■ GOAL: Only lines with the string "JSON" matter here; gather them from the material below.
:: INPUT DATA
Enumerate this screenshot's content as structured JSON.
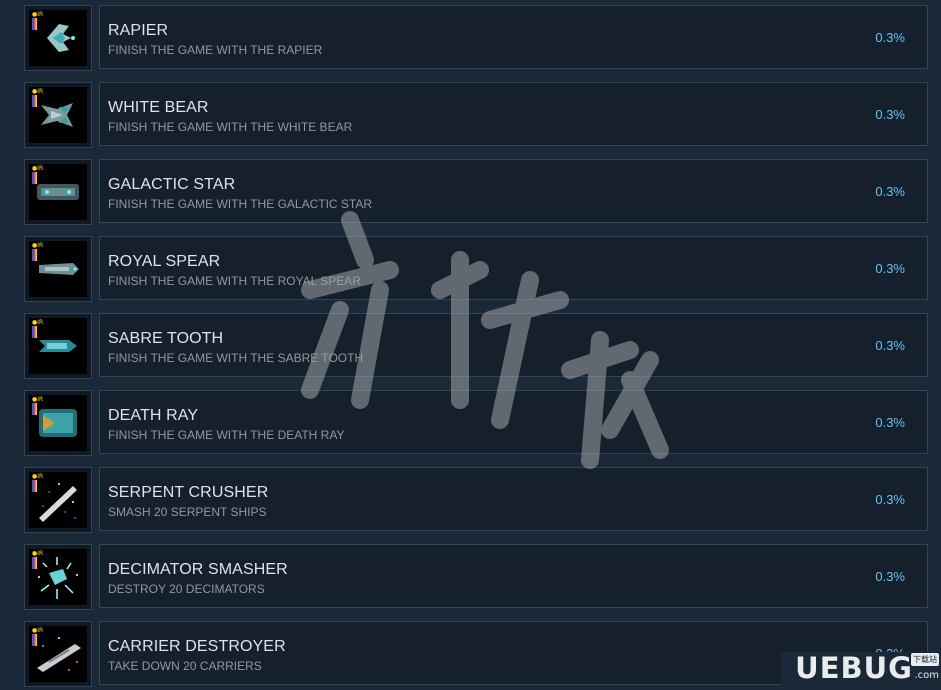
{
  "achievements": [
    {
      "title": "RAPIER",
      "description": "FINISH THE GAME WITH THE RAPIER",
      "percent": "0.3%",
      "icon": "rapier-ship-icon"
    },
    {
      "title": "WHITE BEAR",
      "description": "FINISH THE GAME WITH THE WHITE BEAR",
      "percent": "0.3%",
      "icon": "white-bear-ship-icon"
    },
    {
      "title": "GALACTIC STAR",
      "description": "FINISH THE GAME WITH THE GALACTIC STAR",
      "percent": "0.3%",
      "icon": "galactic-star-ship-icon"
    },
    {
      "title": "ROYAL SPEAR",
      "description": "FINISH THE GAME WITH THE ROYAL SPEAR",
      "percent": "0.3%",
      "icon": "royal-spear-ship-icon"
    },
    {
      "title": "SABRE TOOTH",
      "description": "FINISH THE GAME WITH THE SABRE TOOTH",
      "percent": "0.3%",
      "icon": "sabre-tooth-ship-icon"
    },
    {
      "title": "DEATH RAY",
      "description": "FINISH THE GAME WITH THE DEATH RAY",
      "percent": "0.3%",
      "icon": "death-ray-ship-icon"
    },
    {
      "title": "SERPENT CRUSHER",
      "description": "SMASH 20 SERPENT SHIPS",
      "percent": "0.3%",
      "icon": "serpent-crusher-icon"
    },
    {
      "title": "DECIMATOR SMASHER",
      "description": "DESTROY 20 DECIMATORS",
      "percent": "0.3%",
      "icon": "decimator-smasher-icon"
    },
    {
      "title": "CARRIER DESTROYER",
      "description": "TAKE DOWN 20 CARRIERS",
      "percent": "0.3%",
      "icon": "carrier-destroyer-icon"
    }
  ],
  "watermark": {
    "text": "游侠网"
  },
  "logo": {
    "text": "UEBUG",
    "sub": "下载站",
    "dotcom": ".com"
  },
  "colors": {
    "background": "#1b2838",
    "card": "#16202d",
    "border": "#2a475e",
    "percent": "#66c0f4"
  }
}
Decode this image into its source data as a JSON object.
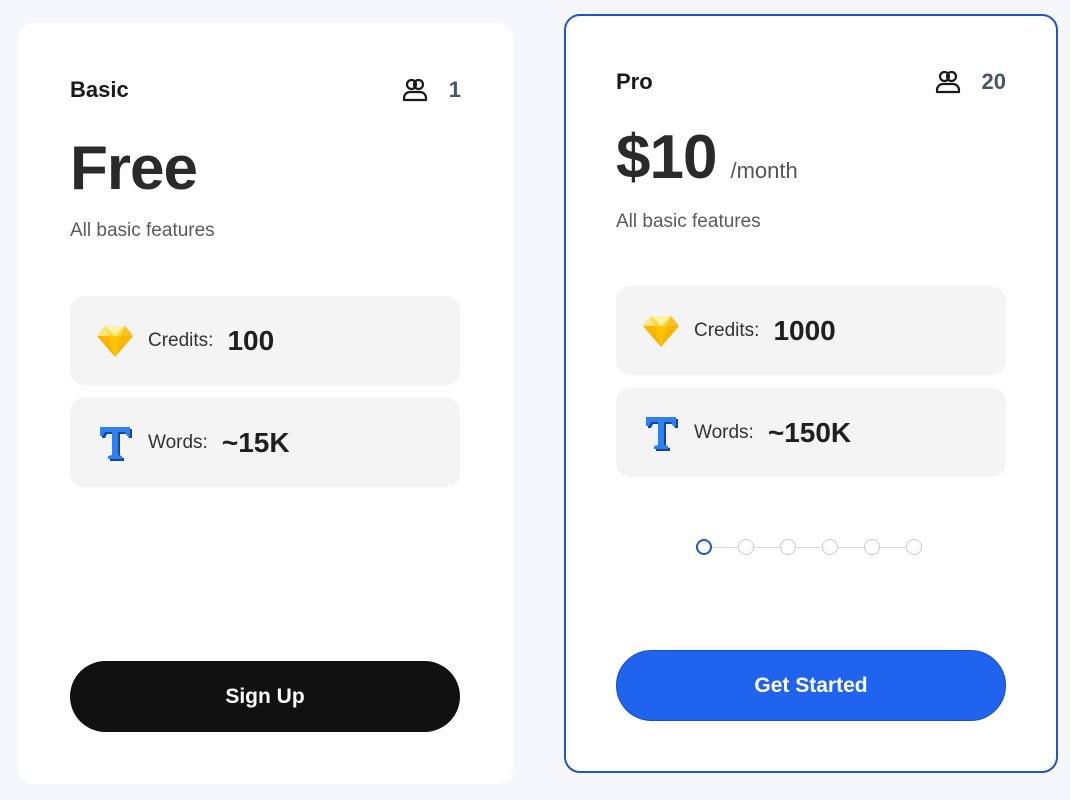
{
  "plans": [
    {
      "name": "Basic",
      "seat_icon": "users-icon",
      "seats": "1",
      "price": "Free",
      "period": "",
      "description": "All basic features",
      "features": [
        {
          "icon": "diamond-icon",
          "label": "Credits:",
          "value": "100"
        },
        {
          "icon": "text-t-icon",
          "label": "Words:",
          "value": "~15K"
        }
      ],
      "cta": "Sign Up"
    },
    {
      "name": "Pro",
      "seat_icon": "users-icon",
      "seats": "20",
      "price": "$10",
      "period": "/month",
      "description": "All basic features",
      "features": [
        {
          "icon": "diamond-icon",
          "label": "Credits:",
          "value": "1000"
        },
        {
          "icon": "text-t-icon",
          "label": "Words:",
          "value": "~150K"
        }
      ],
      "stepper": {
        "steps": 6,
        "selected_index": 0
      },
      "cta": "Get Started"
    }
  ],
  "colors": {
    "accent": "#1f63ee",
    "selected_border": "#1f55c4",
    "primary_dark_button": "#111111"
  }
}
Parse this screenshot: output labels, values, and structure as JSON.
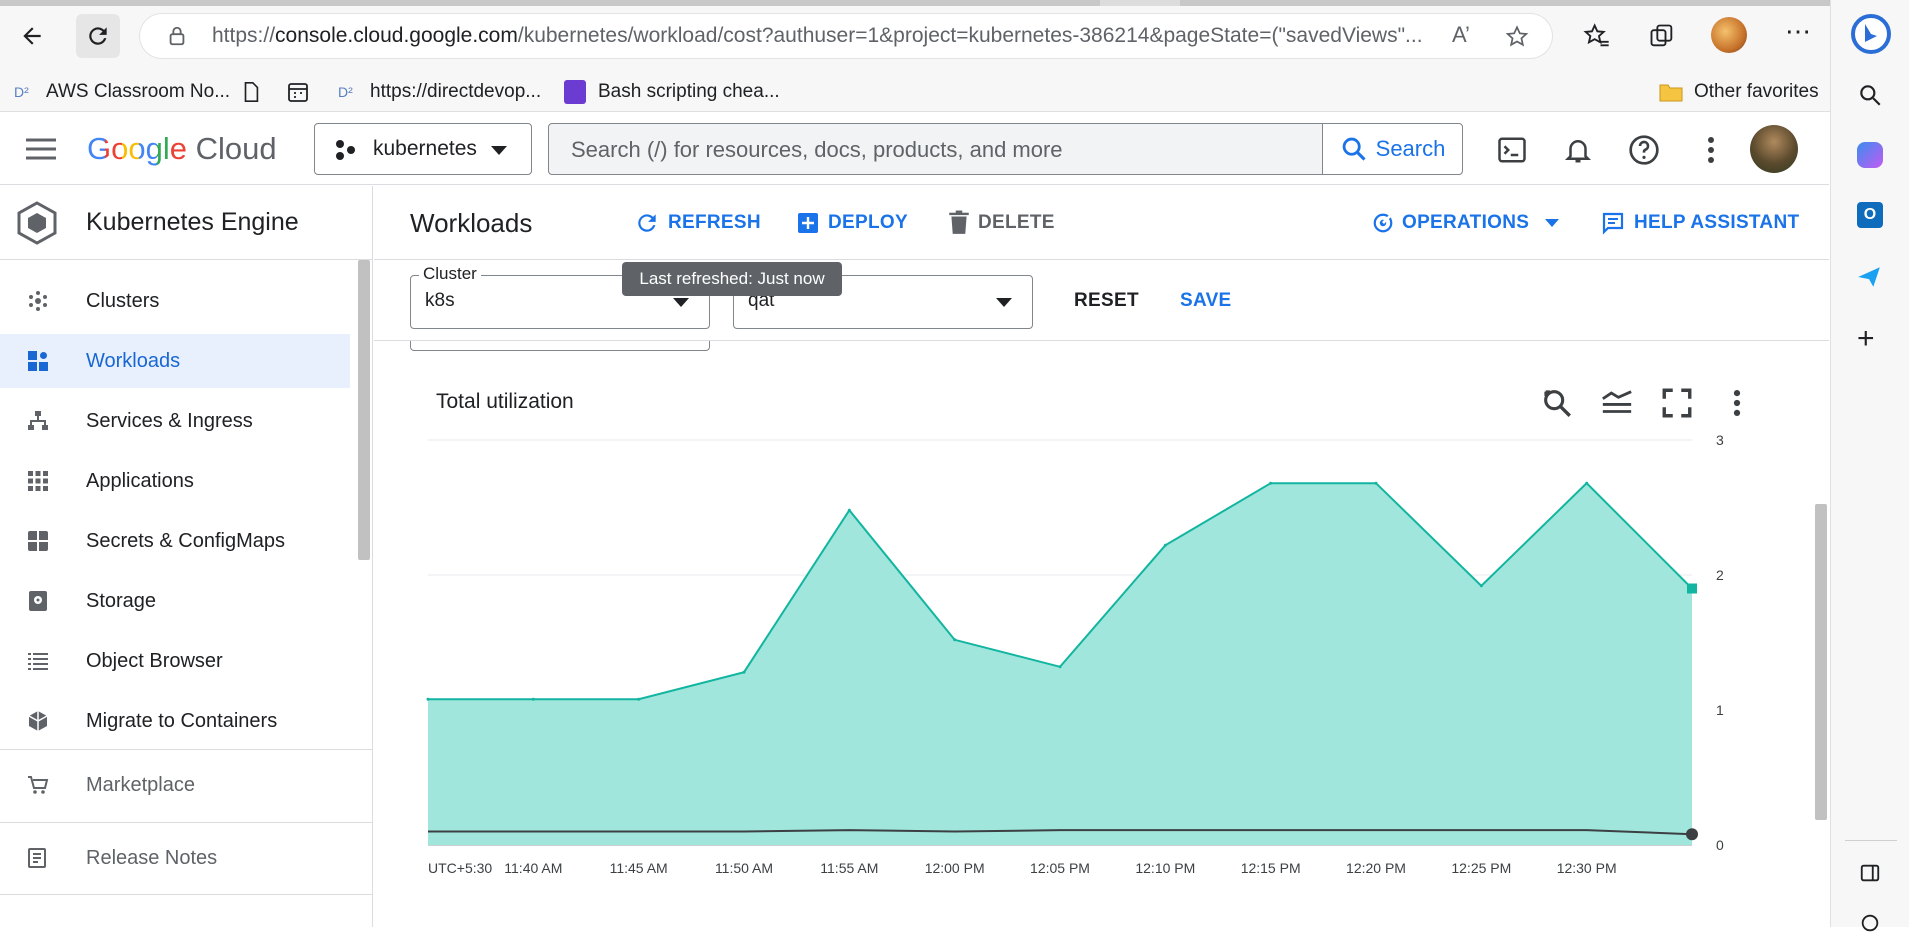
{
  "browser": {
    "url_prefix": "https://",
    "url_host": "console.cloud.google.com",
    "url_rest": "/kubernetes/workload/cost?authuser=1&project=kubernetes-386214&pageState=(\"savedViews\"..."
  },
  "bookmarks": [
    {
      "label": "AWS Classroom No..."
    },
    {
      "label": "https://directdevop..."
    },
    {
      "label": "Bash scripting chea..."
    }
  ],
  "other_favorites": "Other favorites",
  "header": {
    "logo_google": "Google",
    "logo_cloud": "Cloud",
    "project": "kubernetes",
    "search_placeholder": "Search (/) for resources, docs, products, and more",
    "search_label": "Search"
  },
  "sidebar": {
    "title": "Kubernetes Engine",
    "items": [
      {
        "label": "Clusters",
        "icon": "clusters-icon"
      },
      {
        "label": "Workloads",
        "icon": "workloads-icon",
        "active": true
      },
      {
        "label": "Services & Ingress",
        "icon": "services-icon"
      },
      {
        "label": "Applications",
        "icon": "applications-icon"
      },
      {
        "label": "Secrets & ConfigMaps",
        "icon": "secrets-icon"
      },
      {
        "label": "Storage",
        "icon": "storage-icon"
      },
      {
        "label": "Object Browser",
        "icon": "object-browser-icon"
      },
      {
        "label": "Migrate to Containers",
        "icon": "migrate-icon"
      }
    ],
    "marketplace": "Marketplace",
    "release_notes": "Release Notes"
  },
  "toolbar": {
    "title": "Workloads",
    "refresh": "REFRESH",
    "deploy": "DEPLOY",
    "delete": "DELETE",
    "operations": "OPERATIONS",
    "help_assistant": "HELP ASSISTANT"
  },
  "filters": {
    "cluster_label": "Cluster",
    "cluster_value": "k8s",
    "namespace_value": "qat",
    "reset": "RESET",
    "save": "SAVE",
    "tooltip": "Last refreshed: Just now"
  },
  "colors": {
    "accent": "#1a73e8",
    "area_fill": "#a1e6dc",
    "area_line": "#12b5a0",
    "secondary_line": "#3c4043"
  },
  "chart_data": {
    "type": "area",
    "title": "Total utilization",
    "x": [
      "UTC+5:30",
      "11:40 AM",
      "11:45 AM",
      "11:50 AM",
      "11:55 AM",
      "12:00 PM",
      "12:05 PM",
      "12:10 PM",
      "12:15 PM",
      "12:20 PM",
      "12:25 PM",
      "12:30 PM"
    ],
    "xlabels": [
      "UTC+5:30",
      "11:40 AM",
      "11:45 AM",
      "11:50 AM",
      "11:55 AM",
      "12:00 PM",
      "12:05 PM",
      "12:10 PM",
      "12:15 PM",
      "12:20 PM",
      "12:25 PM",
      "12:30 PM"
    ],
    "ylim": [
      0,
      3
    ],
    "yticks": [
      0,
      1,
      2,
      3
    ],
    "y_axis_position": "right",
    "grid": true,
    "series": [
      {
        "values": [
          1.08,
          1.08,
          1.08,
          1.28,
          2.48,
          1.52,
          1.32,
          2.22,
          2.68,
          2.68,
          1.92,
          2.68,
          1.9
        ]
      },
      {
        "values": [
          0.1,
          0.1,
          0.1,
          0.1,
          0.11,
          0.1,
          0.11,
          0.11,
          0.11,
          0.11,
          0.11,
          0.11,
          0.08
        ]
      }
    ]
  }
}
::::
■ FINAL RESULT:
Enumerate this screenshot's content as structured JSON.
Decode this image into its source data as a JSON object.
Parse this screenshot: output labels, values, and structure as JSON.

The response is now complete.